__Short problem__.
Retype the following lines character for character, with no changes.

__Excerpted records from a collection__.
-- Start --

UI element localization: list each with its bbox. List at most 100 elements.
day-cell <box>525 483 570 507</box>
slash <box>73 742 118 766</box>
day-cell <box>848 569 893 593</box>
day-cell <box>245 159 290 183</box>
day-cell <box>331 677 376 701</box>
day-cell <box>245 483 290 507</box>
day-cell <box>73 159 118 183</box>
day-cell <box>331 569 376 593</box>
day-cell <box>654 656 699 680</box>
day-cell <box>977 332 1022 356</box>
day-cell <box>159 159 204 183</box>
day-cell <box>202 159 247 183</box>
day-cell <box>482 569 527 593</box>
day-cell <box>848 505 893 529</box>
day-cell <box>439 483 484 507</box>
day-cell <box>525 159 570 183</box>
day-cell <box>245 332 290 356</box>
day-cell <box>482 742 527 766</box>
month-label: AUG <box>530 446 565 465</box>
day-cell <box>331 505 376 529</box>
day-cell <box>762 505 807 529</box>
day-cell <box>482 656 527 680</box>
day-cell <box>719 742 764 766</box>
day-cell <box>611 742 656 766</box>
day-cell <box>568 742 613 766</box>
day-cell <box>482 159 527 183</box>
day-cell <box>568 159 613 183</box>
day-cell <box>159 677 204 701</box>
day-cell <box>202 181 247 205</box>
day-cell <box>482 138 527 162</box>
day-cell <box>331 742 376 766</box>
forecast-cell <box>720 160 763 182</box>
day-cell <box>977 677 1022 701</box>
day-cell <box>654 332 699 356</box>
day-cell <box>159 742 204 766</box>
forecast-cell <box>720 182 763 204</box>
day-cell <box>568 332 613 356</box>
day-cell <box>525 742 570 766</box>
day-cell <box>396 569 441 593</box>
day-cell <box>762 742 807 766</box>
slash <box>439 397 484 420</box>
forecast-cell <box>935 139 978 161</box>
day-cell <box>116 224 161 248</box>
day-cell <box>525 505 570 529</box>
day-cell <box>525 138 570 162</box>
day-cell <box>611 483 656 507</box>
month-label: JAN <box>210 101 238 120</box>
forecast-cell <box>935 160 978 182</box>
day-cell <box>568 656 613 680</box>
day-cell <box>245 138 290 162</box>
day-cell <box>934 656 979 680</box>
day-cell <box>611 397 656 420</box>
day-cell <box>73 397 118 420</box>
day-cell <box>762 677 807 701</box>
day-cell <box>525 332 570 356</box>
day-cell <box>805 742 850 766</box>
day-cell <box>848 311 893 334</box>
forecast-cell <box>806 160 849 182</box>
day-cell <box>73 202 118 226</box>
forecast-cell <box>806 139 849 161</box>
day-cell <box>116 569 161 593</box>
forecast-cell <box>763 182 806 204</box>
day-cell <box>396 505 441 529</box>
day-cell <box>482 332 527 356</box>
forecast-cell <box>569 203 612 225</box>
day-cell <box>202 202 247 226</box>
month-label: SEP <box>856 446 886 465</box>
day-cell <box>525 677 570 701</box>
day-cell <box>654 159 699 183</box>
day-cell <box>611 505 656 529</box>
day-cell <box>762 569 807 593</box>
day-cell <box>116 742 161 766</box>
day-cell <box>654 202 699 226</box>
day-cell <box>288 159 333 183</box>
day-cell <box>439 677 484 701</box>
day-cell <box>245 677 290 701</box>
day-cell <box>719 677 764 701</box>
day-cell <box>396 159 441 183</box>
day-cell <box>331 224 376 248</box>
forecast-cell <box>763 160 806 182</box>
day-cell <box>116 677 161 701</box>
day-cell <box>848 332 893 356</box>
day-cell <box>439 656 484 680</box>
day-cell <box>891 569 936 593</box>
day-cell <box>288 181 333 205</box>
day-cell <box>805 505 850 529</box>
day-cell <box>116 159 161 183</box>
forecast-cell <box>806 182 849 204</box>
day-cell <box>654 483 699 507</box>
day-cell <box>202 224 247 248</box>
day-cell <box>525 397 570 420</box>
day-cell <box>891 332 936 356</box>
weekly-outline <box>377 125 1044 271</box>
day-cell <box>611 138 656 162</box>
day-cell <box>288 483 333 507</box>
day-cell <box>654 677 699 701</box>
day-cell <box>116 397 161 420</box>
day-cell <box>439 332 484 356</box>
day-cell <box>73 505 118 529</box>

-- End --

__Solution below__.
UI element localization: list each with its bbox. List at most 100 elements.
day-cell <box>525 483 570 507</box>
slash <box>73 742 118 766</box>
day-cell <box>848 569 893 593</box>
day-cell <box>245 159 290 183</box>
day-cell <box>331 677 376 701</box>
day-cell <box>245 483 290 507</box>
day-cell <box>73 159 118 183</box>
day-cell <box>331 569 376 593</box>
day-cell <box>654 656 699 680</box>
day-cell <box>977 332 1022 356</box>
day-cell <box>159 159 204 183</box>
day-cell <box>202 159 247 183</box>
day-cell <box>482 569 527 593</box>
day-cell <box>848 505 893 529</box>
day-cell <box>439 483 484 507</box>
day-cell <box>525 159 570 183</box>
day-cell <box>245 332 290 356</box>
day-cell <box>482 742 527 766</box>
month-label: AUG <box>530 446 565 465</box>
day-cell <box>331 505 376 529</box>
day-cell <box>762 505 807 529</box>
day-cell <box>482 656 527 680</box>
day-cell <box>719 742 764 766</box>
day-cell <box>611 742 656 766</box>
day-cell <box>568 742 613 766</box>
day-cell <box>482 159 527 183</box>
day-cell <box>568 159 613 183</box>
day-cell <box>159 677 204 701</box>
day-cell <box>202 181 247 205</box>
day-cell <box>482 138 527 162</box>
day-cell <box>331 742 376 766</box>
forecast-cell <box>720 160 763 182</box>
day-cell <box>977 677 1022 701</box>
day-cell <box>654 332 699 356</box>
day-cell <box>159 742 204 766</box>
forecast-cell <box>720 182 763 204</box>
day-cell <box>568 332 613 356</box>
day-cell <box>525 742 570 766</box>
day-cell <box>396 569 441 593</box>
day-cell <box>762 742 807 766</box>
slash <box>439 397 484 420</box>
forecast-cell <box>935 139 978 161</box>
day-cell <box>116 224 161 248</box>
day-cell <box>525 505 570 529</box>
day-cell <box>525 138 570 162</box>
day-cell <box>611 483 656 507</box>
month-label: JAN <box>210 101 238 120</box>
forecast-cell <box>935 160 978 182</box>
day-cell <box>568 656 613 680</box>
day-cell <box>245 138 290 162</box>
day-cell <box>934 656 979 680</box>
day-cell <box>611 397 656 420</box>
day-cell <box>73 397 118 420</box>
day-cell <box>762 677 807 701</box>
day-cell <box>525 332 570 356</box>
day-cell <box>805 742 850 766</box>
day-cell <box>848 311 893 334</box>
forecast-cell <box>806 160 849 182</box>
day-cell <box>73 202 118 226</box>
forecast-cell <box>806 139 849 161</box>
day-cell <box>116 569 161 593</box>
forecast-cell <box>763 182 806 204</box>
day-cell <box>396 505 441 529</box>
day-cell <box>482 332 527 356</box>
forecast-cell <box>569 203 612 225</box>
day-cell <box>202 202 247 226</box>
month-label: SEP <box>856 446 886 465</box>
day-cell <box>525 677 570 701</box>
day-cell <box>654 159 699 183</box>
day-cell <box>611 505 656 529</box>
day-cell <box>762 569 807 593</box>
day-cell <box>116 742 161 766</box>
day-cell <box>654 202 699 226</box>
day-cell <box>288 159 333 183</box>
day-cell <box>439 677 484 701</box>
day-cell <box>245 677 290 701</box>
day-cell <box>719 677 764 701</box>
day-cell <box>396 159 441 183</box>
day-cell <box>331 224 376 248</box>
forecast-cell <box>763 160 806 182</box>
day-cell <box>116 677 161 701</box>
day-cell <box>848 332 893 356</box>
day-cell <box>439 656 484 680</box>
day-cell <box>891 569 936 593</box>
day-cell <box>288 181 333 205</box>
day-cell <box>805 505 850 529</box>
day-cell <box>116 159 161 183</box>
forecast-cell <box>806 182 849 204</box>
day-cell <box>654 483 699 507</box>
day-cell <box>202 224 247 248</box>
day-cell <box>525 397 570 420</box>
day-cell <box>891 332 936 356</box>
weekly-outline <box>377 125 1044 271</box>
day-cell <box>611 138 656 162</box>
day-cell <box>288 483 333 507</box>
day-cell <box>654 677 699 701</box>
day-cell <box>116 397 161 420</box>
day-cell <box>439 332 484 356</box>
day-cell <box>73 505 118 529</box>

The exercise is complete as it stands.